Data records:

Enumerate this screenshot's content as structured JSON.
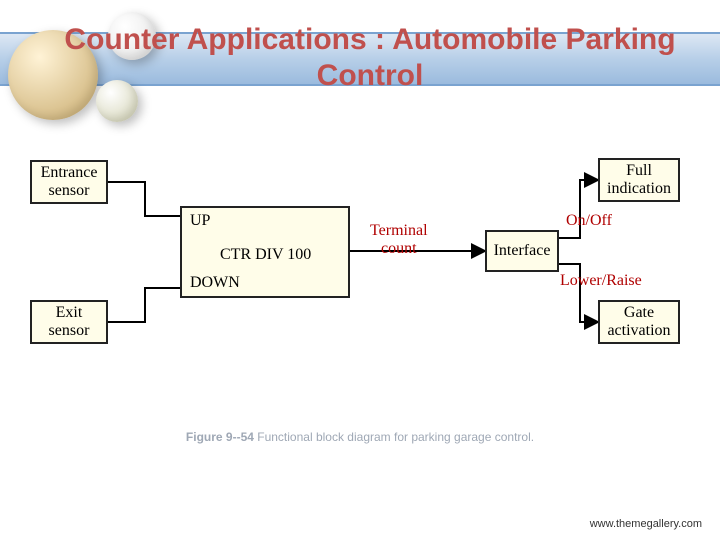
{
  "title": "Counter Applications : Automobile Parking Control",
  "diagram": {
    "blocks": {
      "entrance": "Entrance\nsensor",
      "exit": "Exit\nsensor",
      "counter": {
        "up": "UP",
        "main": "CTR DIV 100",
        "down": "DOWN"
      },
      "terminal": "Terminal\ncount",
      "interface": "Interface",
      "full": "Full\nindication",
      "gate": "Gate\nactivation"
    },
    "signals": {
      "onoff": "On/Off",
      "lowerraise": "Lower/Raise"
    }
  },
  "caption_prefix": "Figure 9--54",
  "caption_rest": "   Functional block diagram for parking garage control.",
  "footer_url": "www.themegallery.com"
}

* * *

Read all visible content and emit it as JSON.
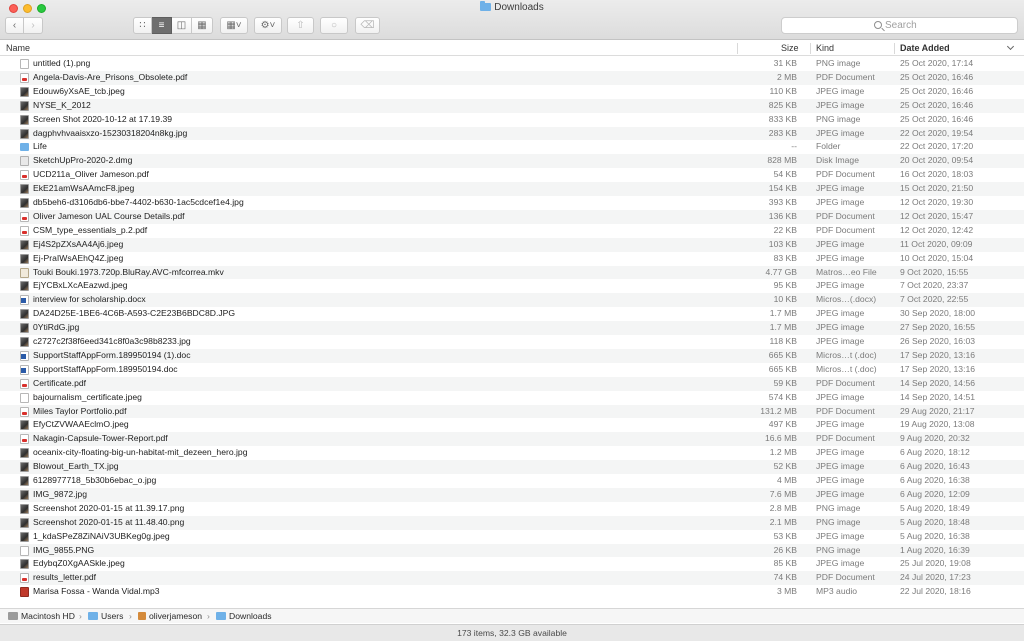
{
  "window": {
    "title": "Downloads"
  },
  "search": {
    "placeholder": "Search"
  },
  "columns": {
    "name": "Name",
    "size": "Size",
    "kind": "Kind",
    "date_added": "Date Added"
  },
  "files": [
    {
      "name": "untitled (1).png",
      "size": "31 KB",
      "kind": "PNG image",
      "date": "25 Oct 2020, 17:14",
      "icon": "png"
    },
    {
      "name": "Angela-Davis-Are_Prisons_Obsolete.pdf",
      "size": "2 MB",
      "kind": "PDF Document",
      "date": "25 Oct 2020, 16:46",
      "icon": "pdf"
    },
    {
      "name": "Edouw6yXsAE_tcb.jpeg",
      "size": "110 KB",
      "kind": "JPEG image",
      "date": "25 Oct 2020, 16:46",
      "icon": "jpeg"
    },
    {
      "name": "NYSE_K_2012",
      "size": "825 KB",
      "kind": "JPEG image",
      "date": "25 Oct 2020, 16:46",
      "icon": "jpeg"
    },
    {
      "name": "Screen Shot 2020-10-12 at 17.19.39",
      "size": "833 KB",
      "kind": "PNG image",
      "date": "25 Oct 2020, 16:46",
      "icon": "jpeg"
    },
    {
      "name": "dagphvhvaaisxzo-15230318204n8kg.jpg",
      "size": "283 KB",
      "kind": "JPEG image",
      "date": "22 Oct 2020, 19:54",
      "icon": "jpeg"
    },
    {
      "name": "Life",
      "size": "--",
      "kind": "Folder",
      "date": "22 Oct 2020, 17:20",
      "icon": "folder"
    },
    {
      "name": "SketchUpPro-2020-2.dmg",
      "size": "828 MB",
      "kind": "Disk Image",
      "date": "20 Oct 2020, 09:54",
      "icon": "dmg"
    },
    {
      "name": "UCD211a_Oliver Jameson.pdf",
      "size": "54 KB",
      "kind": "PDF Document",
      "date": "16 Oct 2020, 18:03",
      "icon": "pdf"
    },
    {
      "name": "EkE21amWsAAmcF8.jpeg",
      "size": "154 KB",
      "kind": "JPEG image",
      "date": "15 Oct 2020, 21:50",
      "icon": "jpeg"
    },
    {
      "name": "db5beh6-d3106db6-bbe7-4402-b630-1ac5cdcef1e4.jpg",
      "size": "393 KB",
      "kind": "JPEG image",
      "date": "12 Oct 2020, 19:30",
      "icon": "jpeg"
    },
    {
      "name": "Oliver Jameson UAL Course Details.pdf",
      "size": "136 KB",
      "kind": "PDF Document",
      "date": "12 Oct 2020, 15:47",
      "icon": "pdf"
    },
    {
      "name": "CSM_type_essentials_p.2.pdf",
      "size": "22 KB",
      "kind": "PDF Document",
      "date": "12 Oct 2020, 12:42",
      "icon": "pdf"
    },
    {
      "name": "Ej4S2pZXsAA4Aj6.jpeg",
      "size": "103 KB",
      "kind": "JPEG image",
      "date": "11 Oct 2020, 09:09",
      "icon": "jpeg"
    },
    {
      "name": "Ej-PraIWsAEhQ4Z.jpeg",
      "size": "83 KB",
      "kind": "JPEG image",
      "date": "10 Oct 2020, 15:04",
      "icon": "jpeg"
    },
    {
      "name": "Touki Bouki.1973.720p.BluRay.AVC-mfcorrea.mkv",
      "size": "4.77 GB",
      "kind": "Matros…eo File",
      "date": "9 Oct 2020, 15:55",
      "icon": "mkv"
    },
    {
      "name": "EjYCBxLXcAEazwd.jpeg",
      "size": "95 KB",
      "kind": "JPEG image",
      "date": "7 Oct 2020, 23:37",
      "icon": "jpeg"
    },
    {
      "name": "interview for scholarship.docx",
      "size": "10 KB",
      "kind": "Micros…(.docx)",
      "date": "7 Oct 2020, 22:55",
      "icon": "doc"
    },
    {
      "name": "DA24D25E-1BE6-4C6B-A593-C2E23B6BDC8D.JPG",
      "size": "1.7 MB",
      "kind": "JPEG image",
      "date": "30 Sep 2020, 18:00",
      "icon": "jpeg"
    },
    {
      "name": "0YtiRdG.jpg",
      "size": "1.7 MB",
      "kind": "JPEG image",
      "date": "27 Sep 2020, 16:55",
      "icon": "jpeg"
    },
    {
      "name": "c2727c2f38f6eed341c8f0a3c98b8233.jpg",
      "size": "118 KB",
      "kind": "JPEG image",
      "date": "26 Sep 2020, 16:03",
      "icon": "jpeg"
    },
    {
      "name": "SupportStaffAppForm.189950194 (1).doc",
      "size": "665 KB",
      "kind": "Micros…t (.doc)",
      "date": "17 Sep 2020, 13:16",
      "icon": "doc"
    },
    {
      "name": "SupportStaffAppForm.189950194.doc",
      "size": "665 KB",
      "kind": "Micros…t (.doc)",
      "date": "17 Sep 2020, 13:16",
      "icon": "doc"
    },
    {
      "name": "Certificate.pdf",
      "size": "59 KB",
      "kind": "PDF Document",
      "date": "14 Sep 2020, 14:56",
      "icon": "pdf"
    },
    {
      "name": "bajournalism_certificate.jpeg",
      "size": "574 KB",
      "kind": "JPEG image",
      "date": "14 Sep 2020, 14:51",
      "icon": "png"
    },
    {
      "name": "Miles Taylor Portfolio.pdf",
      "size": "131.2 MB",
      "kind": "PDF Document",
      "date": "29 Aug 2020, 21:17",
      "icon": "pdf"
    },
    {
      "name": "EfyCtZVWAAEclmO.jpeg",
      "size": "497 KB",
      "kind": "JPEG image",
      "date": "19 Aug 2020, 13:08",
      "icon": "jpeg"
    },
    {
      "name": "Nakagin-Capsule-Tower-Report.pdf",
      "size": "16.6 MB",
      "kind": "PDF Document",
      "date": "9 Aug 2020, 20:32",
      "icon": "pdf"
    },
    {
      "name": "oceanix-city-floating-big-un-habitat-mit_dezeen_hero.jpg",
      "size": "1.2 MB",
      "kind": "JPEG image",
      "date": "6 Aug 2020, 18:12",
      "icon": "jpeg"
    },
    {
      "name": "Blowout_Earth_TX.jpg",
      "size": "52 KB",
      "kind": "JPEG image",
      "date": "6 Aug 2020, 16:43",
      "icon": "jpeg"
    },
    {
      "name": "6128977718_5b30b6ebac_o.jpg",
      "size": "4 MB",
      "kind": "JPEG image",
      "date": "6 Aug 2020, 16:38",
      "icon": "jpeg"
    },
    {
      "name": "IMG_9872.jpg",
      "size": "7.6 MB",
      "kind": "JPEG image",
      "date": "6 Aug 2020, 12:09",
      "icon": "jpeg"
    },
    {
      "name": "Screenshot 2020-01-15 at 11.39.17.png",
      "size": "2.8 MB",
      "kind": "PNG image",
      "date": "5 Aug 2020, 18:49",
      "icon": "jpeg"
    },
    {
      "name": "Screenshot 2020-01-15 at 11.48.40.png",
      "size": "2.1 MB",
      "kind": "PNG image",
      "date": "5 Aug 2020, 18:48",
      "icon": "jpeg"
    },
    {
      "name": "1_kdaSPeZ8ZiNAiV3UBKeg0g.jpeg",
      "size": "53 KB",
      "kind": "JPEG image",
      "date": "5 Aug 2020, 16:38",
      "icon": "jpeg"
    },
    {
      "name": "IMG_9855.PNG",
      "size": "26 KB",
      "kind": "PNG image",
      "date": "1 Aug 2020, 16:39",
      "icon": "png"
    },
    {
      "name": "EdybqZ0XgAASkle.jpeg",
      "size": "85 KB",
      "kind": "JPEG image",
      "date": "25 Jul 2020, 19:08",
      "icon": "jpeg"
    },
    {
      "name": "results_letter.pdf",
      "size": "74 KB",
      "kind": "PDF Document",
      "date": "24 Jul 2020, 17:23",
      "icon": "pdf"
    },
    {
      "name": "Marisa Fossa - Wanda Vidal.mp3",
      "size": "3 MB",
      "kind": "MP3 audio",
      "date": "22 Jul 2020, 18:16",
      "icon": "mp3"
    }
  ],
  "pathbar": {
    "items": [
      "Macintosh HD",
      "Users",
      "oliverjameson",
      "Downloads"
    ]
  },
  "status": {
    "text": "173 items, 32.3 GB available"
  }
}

=== Directions ===
Find the number of lines in which the word "items" occurs, and write nothing but that number.

=== The reply ===
2